**Short task**
Of the lines in this material, how many contain "Infrastructure"? Answer with a single number only.

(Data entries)
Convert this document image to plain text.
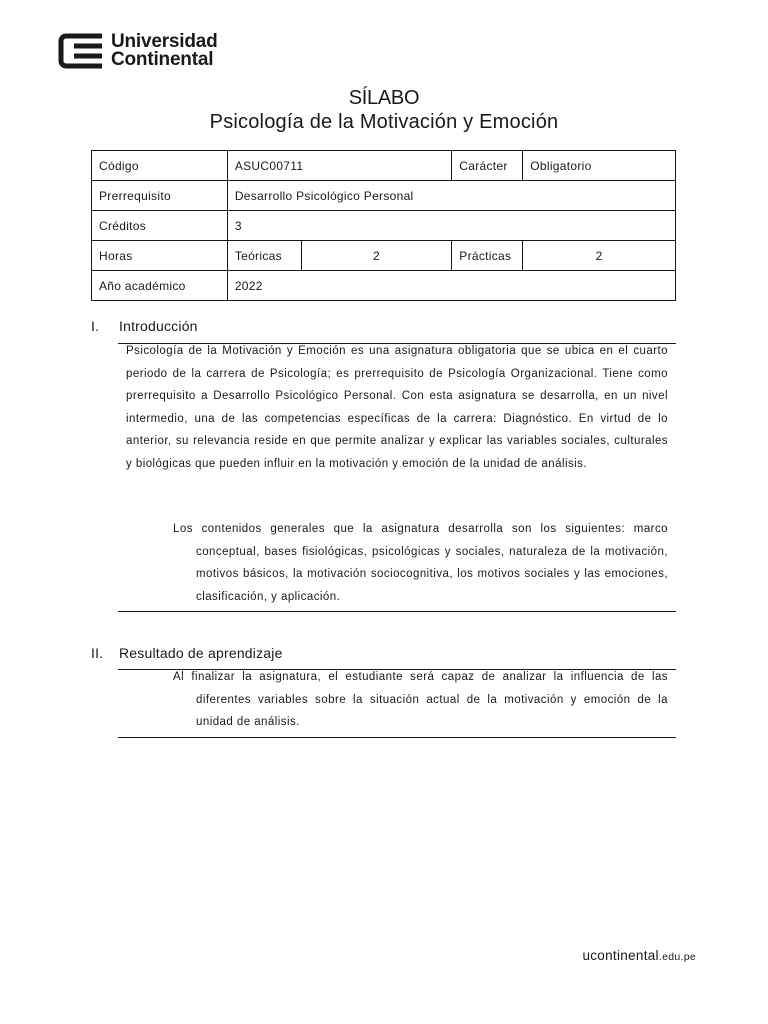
Universidad
Continental
SÍLABO
Psicología de la Motivación y Emoción
Código	ASUC00711		Carácter	Obligatorio
Prerrequisito	Desarrollo Psicológico Personal			
Créditos	3			
Horas	Teóricas	2	Prácticas	2
Año académico	2022			
I. Introducción
Psicología de la Motivación y Emoción es una asignatura obligatoria que se ubica en el cuarto periodo de la carrera de Psicología; es prerrequisito de Psicología Organizacional. Tiene como prerrequisito a Desarrollo Psicológico Personal. Con esta asignatura se desarrolla, en un nivel intermedio, una de las competencias específicas de la carrera: Diagnóstico. En virtud de lo anterior, su relevancia reside en que permite analizar y explicar las variables sociales, culturales y biológicas que pueden influir en la motivación y emoción de la unidad de análisis.
Los contenidos generales que la asignatura desarrolla son los siguientes: marco conceptual, bases fisiológicas, psicológicas y sociales, naturaleza de la motivación, motivos básicos, la motivación sociocognitiva, los motivos sociales y las emociones, clasificación, y aplicación.
II. Resultado de aprendizaje
Al finalizar la asignatura, el estudiante será capaz de analizar la influencia de las diferentes variables sobre la situación actual de la motivación y emoción de la unidad de análisis.
ucontinental.edu.pe
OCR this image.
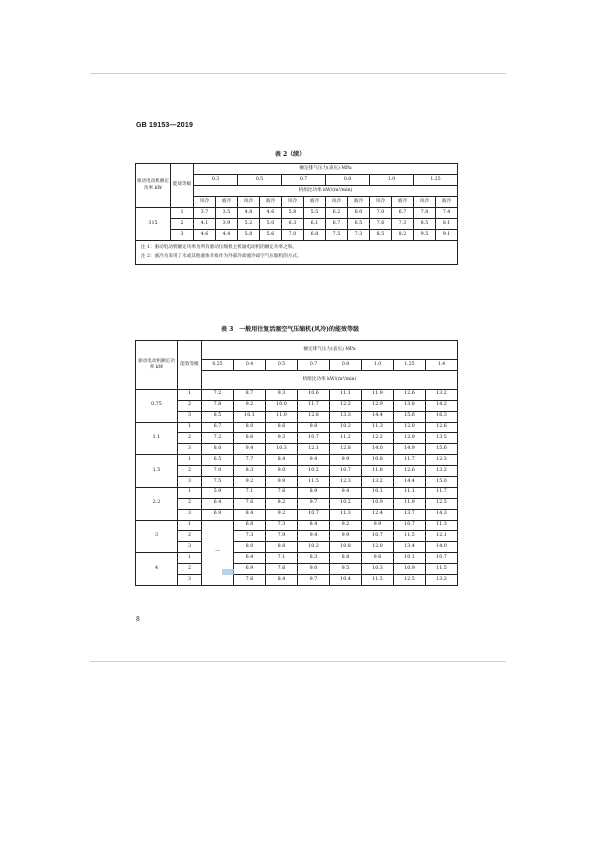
GB 19153—2019
表 2（续）
驱动电动机额定功率 kW	能效等级	额定排气压力(表压) MPa											
		0.3		0.5		0.7		0.8		1.0		1.25	
		机组比功率 kW/(m³/min)											
		风冷	液冷	风冷	液冷	风冷	液冷	风冷	液冷	风冷	液冷	风冷	液冷
315	1	3.7	3.5	4.8	4.6	5.8	5.5	6.2	6.0	7.0	6.7	7.8	7.4
	2	4.1	3.9	5.2	5.0	6.3	6.1	6.7	6.5	7.6	7.3	8.5	8.1
	3	4.6	4.4	5.8	5.6	7.0	6.8	7.5	7.3	8.5	8.2	9.5	9.1

注 1：驱动电动机额定功率为所有驱动压缩机主机轴电动机的额定功率之和。
注 2：液冷为采用了水或其他液体介质作为外部冷却液冷却空气压缩机的方式。													
表 3　一般用往复活塞空气压缩机(风冷)的能效等级
驱动电动机额定功率 kW	能效等级	额定排气压力(表压) MPa							
		0.25	0.4	0.5	0.7	0.8	1.0	1.25	1.4
		机组比功率 kW/(m³/min)							
0.75	1	7.2	8.7	9.3	10.6	11.1	11.9	12.6	13.2
	2	7.8	9.2	10.0	11.7	12.2	12.9	13.8	14.2
	3	8.5	10.1	11.0	12.8	13.3	14.4	15.6	16.3
1.1	1	6.7	8.0	8.6	9.8	10.2	11.3	12.0	12.6
	2	7.2	8.6	9.3	10.7	11.2	12.2	12.9	13.5
	3	8.0	9.4	10.3	12.1	12.8	14.0	14.9	15.6
1.5	1	6.5	7.7	8.4	9.4	9.9	10.8	11.7	12.3
	2	7.0	8.3	9.0	10.2	10.7	11.8	12.6	13.2
	3	7.5	9.2	9.9	11.5	12.3	13.2	14.4	15.0
2.2	1	5.9	7.1	7.6	8.9	9.4	10.1	11.1	11.7
	2	6.4	7.6	8.2	9.7	10.2	10.9	11.9	12.5
	3	6.9	8.4	9.2	10.7	11.3	12.4	13.7	14.3
3	1	—	6.8	7.3	8.4	9.2	9.9	10.7	11.3
	2		7.3	7.9	9.4	9.9	10.7	11.5	12.1
	3		8.0	8.8	10.2	10.8	12.0	13.4	14.0
4	1		6.4	7.1	8.3	8.8	9.6	10.1	10.7
	2		6.9	7.6	9.0	9.5	10.3	10.9	11.5
	3		7.6	8.4	9.7	10.4	11.5	12.5	13.2
8
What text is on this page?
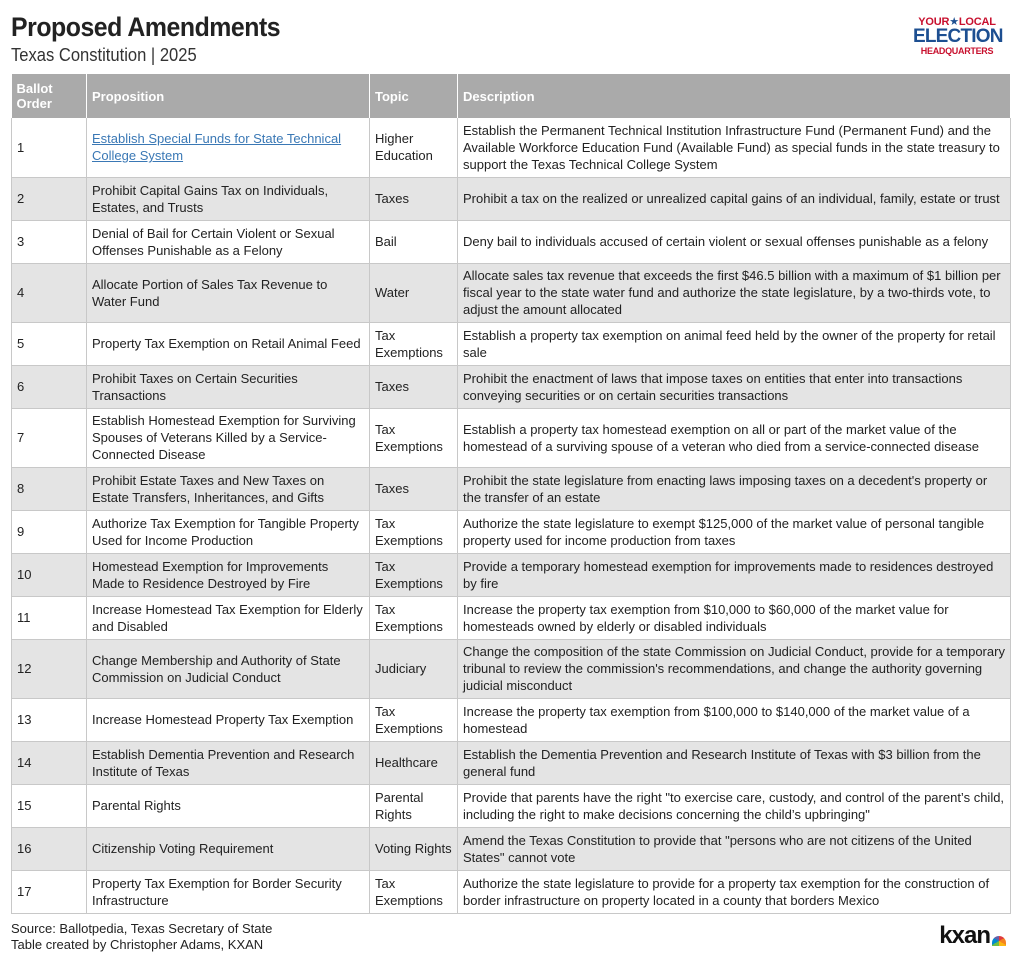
Proposed Amendments
Texas Constitution | 2025
YOUR★LOCAL
ELECTION
HEADQUARTERS
Ballot Order	Proposition	Topic	Description
1	Establish Special Funds for State Technical College System	Higher Education	Establish the Permanent Technical Institution Infrastructure Fund (Permanent Fund) and the Available Workforce Education Fund (Available Fund) as special funds in the state treasury to support the Texas Technical College System
2	Prohibit Capital Gains Tax on Individuals, Estates, and Trusts	Taxes	Prohibit a tax on the realized or unrealized capital gains of an individual, family, estate or trust
3	Denial of Bail for Certain Violent or Sexual Offenses Punishable as a Felony	Bail	Deny bail to individuals accused of certain violent or sexual offenses punishable as a felony
4	Allocate Portion of Sales Tax Revenue to Water Fund	Water	Allocate sales tax revenue that exceeds the first $46.5 billion with a maximum of $1 billion per fiscal year to the state water fund and authorize the state legislature, by a two-thirds vote, to adjust the amount allocated
5	Property Tax Exemption on Retail Animal Feed	Tax Exemptions	Establish a property tax exemption on animal feed held by the owner of the property for retail sale
6	Prohibit Taxes on Certain Securities Transactions	Taxes	Prohibit the enactment of laws that impose taxes on entities that enter into transactions conveying securities or on certain securities transactions
7	Establish Homestead Exemption for Surviving Spouses of Veterans Killed by a Service-Connected Disease	Tax Exemptions	Establish a property tax homestead exemption on all or part of the market value of the homestead of a surviving spouse of a veteran who died from a service-connected disease
8	Prohibit Estate Taxes and New Taxes on Estate Transfers, Inheritances, and Gifts	Taxes	Prohibit the state legislature from enacting laws imposing taxes on a decedent's property or the transfer of an estate
9	Authorize Tax Exemption for Tangible Property Used for Income Production	Tax Exemptions	Authorize the state legislature to exempt $125,000 of the market value of personal tangible property used for income production from taxes
10	Homestead Exemption for Improvements Made to Residence Destroyed by Fire	Tax Exemptions	Provide a temporary homestead exemption for improvements made to residences destroyed by fire
11	Increase Homestead Tax Exemption for Elderly and Disabled	Tax Exemptions	Increase the property tax exemption from $10,000 to $60,000 of the market value for homesteads owned by elderly or disabled individuals
12	Change Membership and Authority of State Commission on Judicial Conduct	Judiciary	Change the composition of the state Commission on Judicial Conduct, provide for a temporary tribunal to review the commission's recommendations, and change the authority governing judicial misconduct
13	Increase Homestead Property Tax Exemption	Tax Exemptions	Increase the property tax exemption from $100,000 to $140,000 of the market value of a homestead
14	Establish Dementia Prevention and Research Institute of Texas	Healthcare	Establish the Dementia Prevention and Research Institute of Texas with $3 billion from the general fund
15	Parental Rights	Parental Rights	Provide that parents have the right "to exercise care, custody, and control of the parent’s child, including the right to make decisions concerning the child’s upbringing"
16	Citizenship Voting Requirement	Voting Rights	Amend the Texas Constitution to provide that "persons who are not citizens of the United States" cannot vote
17	Property Tax Exemption for Border Security Infrastructure	Tax Exemptions	Authorize the state legislature to provide for a property tax exemption for the construction of border infrastructure on property located in a county that borders Mexico
Source: Ballotpedia, Texas Secretary of State
Table created by Christopher Adams, KXAN	kxan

**Correct response**
2